-------- Data extract
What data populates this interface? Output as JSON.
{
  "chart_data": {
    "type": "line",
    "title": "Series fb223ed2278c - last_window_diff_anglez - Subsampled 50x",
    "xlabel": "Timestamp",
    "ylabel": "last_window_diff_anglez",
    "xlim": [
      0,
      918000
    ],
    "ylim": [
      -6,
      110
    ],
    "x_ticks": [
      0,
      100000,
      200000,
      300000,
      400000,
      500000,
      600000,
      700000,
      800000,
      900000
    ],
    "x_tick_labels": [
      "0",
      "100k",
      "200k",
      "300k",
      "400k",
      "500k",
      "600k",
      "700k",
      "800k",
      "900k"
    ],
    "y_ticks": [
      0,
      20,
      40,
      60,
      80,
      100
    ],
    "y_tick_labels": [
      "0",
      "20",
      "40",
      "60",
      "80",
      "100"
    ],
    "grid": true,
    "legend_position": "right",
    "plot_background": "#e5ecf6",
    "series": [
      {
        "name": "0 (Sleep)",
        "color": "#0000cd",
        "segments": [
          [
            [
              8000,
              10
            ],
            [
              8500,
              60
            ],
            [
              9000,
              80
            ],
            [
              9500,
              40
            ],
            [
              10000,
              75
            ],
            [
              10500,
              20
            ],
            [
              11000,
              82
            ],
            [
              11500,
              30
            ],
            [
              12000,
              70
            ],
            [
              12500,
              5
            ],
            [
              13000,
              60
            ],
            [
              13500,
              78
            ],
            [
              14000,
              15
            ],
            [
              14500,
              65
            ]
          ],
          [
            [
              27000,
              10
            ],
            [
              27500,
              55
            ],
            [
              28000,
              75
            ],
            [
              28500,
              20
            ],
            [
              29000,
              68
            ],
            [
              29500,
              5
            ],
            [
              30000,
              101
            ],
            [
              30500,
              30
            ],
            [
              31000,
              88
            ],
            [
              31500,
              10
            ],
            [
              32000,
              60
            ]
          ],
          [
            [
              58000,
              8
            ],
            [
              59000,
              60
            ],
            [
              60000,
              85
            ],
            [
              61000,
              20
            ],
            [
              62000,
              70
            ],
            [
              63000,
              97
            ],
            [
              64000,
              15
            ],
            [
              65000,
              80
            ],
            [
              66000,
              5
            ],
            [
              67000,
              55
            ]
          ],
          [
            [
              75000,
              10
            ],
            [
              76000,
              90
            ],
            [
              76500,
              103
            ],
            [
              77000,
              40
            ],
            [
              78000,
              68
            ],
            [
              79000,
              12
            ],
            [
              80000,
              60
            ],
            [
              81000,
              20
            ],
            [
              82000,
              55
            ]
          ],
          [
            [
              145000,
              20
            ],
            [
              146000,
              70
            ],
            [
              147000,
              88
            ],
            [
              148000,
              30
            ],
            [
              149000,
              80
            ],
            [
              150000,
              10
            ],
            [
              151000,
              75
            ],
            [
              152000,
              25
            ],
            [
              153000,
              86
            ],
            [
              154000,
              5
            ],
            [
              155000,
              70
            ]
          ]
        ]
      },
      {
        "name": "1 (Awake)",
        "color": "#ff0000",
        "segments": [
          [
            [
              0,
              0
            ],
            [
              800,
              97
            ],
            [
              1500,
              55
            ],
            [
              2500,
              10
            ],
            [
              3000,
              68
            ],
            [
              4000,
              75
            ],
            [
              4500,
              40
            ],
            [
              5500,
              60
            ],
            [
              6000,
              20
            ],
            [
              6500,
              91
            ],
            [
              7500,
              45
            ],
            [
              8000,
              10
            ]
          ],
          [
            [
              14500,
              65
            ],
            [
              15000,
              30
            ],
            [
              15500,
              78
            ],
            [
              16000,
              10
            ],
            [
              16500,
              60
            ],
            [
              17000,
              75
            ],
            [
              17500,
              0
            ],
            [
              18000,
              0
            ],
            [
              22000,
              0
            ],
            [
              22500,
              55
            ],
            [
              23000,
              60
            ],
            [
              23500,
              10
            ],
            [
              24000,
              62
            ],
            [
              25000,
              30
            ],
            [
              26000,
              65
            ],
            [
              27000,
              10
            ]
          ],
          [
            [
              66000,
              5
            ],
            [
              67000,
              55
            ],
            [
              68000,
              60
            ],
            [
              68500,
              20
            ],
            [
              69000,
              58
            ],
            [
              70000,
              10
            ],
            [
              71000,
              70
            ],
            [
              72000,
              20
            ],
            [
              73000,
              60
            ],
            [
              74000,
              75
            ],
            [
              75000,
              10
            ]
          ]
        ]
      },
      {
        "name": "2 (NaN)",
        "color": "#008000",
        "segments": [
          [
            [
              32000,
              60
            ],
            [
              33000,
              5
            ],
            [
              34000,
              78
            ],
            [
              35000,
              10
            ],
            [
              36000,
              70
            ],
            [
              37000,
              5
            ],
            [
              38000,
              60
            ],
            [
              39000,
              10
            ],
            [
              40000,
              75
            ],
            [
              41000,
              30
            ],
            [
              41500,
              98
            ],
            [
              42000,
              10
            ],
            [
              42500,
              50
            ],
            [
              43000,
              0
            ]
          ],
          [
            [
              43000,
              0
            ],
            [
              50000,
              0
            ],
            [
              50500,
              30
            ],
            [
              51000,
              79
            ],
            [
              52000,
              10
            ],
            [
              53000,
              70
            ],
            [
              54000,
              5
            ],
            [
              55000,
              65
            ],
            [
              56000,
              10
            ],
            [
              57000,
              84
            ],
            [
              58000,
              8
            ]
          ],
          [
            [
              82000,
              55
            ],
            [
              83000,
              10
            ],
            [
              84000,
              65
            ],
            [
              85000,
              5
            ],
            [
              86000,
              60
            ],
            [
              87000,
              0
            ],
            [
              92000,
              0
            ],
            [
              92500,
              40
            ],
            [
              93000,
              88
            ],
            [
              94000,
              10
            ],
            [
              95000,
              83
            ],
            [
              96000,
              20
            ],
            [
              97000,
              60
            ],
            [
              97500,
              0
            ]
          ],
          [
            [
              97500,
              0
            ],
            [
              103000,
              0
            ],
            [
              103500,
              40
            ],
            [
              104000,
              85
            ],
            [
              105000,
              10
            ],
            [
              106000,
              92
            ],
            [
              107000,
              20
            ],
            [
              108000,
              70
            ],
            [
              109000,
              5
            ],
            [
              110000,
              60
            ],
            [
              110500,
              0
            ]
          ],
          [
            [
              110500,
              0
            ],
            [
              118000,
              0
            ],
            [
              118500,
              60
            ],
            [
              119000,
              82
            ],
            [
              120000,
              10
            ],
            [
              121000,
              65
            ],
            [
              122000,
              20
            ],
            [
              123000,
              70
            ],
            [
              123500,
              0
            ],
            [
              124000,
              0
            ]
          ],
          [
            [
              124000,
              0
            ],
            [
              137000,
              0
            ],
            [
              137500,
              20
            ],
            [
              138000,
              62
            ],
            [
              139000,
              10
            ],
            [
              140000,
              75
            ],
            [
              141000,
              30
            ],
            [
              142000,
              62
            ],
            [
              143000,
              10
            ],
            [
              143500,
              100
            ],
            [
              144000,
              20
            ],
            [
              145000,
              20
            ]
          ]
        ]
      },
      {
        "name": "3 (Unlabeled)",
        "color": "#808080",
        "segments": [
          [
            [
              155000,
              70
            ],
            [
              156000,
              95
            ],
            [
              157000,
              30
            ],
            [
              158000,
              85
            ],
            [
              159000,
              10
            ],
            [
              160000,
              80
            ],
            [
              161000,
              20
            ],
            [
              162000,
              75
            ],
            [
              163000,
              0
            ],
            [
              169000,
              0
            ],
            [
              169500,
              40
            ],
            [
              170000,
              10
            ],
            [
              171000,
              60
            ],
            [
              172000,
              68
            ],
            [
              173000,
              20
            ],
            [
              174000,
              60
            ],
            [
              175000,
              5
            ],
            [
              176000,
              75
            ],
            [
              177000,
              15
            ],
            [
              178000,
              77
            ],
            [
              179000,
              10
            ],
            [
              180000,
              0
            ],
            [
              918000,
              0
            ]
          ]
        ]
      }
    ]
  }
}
----------------
▶ _Short exercise_: Using the records above, pull out each line where the word "name" occurs.

▶ _Result for this exercise_:
        "name": "0 (Sleep)",
        "name": "1 (Awake)",
        "name": "2 (NaN)",
        "name": "3 (Unlabeled)",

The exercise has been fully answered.